■ Task to carry out: Reproduce all of the data exactly.

■ Data entries:
• • • • • • •

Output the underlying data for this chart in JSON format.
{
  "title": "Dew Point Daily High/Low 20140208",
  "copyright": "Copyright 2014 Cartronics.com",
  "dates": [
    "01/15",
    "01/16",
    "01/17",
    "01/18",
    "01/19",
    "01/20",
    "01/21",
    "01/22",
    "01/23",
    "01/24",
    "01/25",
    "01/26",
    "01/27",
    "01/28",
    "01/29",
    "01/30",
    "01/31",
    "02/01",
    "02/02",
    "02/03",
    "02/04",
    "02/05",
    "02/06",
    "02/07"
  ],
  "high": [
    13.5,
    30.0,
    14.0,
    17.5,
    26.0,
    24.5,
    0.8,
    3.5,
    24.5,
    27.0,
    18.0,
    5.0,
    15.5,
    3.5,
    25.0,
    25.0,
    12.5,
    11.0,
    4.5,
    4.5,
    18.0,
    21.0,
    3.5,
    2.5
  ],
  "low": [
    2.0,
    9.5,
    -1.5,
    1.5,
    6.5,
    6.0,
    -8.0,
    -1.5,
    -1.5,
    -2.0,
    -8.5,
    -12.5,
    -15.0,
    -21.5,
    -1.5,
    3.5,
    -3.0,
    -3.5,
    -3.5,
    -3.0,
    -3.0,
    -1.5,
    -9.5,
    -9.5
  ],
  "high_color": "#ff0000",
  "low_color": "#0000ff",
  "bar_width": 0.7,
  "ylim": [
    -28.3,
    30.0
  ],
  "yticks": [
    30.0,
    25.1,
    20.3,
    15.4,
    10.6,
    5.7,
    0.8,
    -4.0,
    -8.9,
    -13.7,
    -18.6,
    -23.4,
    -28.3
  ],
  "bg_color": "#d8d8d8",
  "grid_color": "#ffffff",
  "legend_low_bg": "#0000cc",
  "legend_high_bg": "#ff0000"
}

• • • • • • •

■ Solution:
Output the underlying data for this chart in JSON format.
{
  "title": "Dew Point Daily High/Low 20140208",
  "copyright": "Copyright 2014 Cartronics.com",
  "dates": [
    "01/15",
    "01/16",
    "01/17",
    "01/18",
    "01/19",
    "01/20",
    "01/21",
    "01/22",
    "01/23",
    "01/24",
    "01/25",
    "01/26",
    "01/27",
    "01/28",
    "01/29",
    "01/30",
    "01/31",
    "02/01",
    "02/02",
    "02/03",
    "02/04",
    "02/05",
    "02/06",
    "02/07"
  ],
  "high": [
    13.5,
    30.0,
    14.0,
    17.5,
    26.0,
    24.5,
    0.8,
    3.5,
    24.5,
    27.0,
    18.0,
    5.0,
    15.5,
    3.5,
    25.0,
    25.0,
    12.5,
    11.0,
    4.5,
    4.5,
    18.0,
    21.0,
    3.5,
    2.5
  ],
  "low": [
    2.0,
    9.5,
    -1.5,
    1.5,
    6.5,
    6.0,
    -8.0,
    -1.5,
    -1.5,
    -2.0,
    -8.5,
    -12.5,
    -15.0,
    -21.5,
    -1.5,
    3.5,
    -3.0,
    -3.5,
    -3.5,
    -3.0,
    -3.0,
    -1.5,
    -9.5,
    -9.5
  ],
  "high_color": "#ff0000",
  "low_color": "#0000ff",
  "bar_width": 0.7,
  "ylim": [
    -28.3,
    30.0
  ],
  "yticks": [
    30.0,
    25.1,
    20.3,
    15.4,
    10.6,
    5.7,
    0.8,
    -4.0,
    -8.9,
    -13.7,
    -18.6,
    -23.4,
    -28.3
  ],
  "bg_color": "#d8d8d8",
  "grid_color": "#ffffff",
  "legend_low_bg": "#0000cc",
  "legend_high_bg": "#ff0000"
}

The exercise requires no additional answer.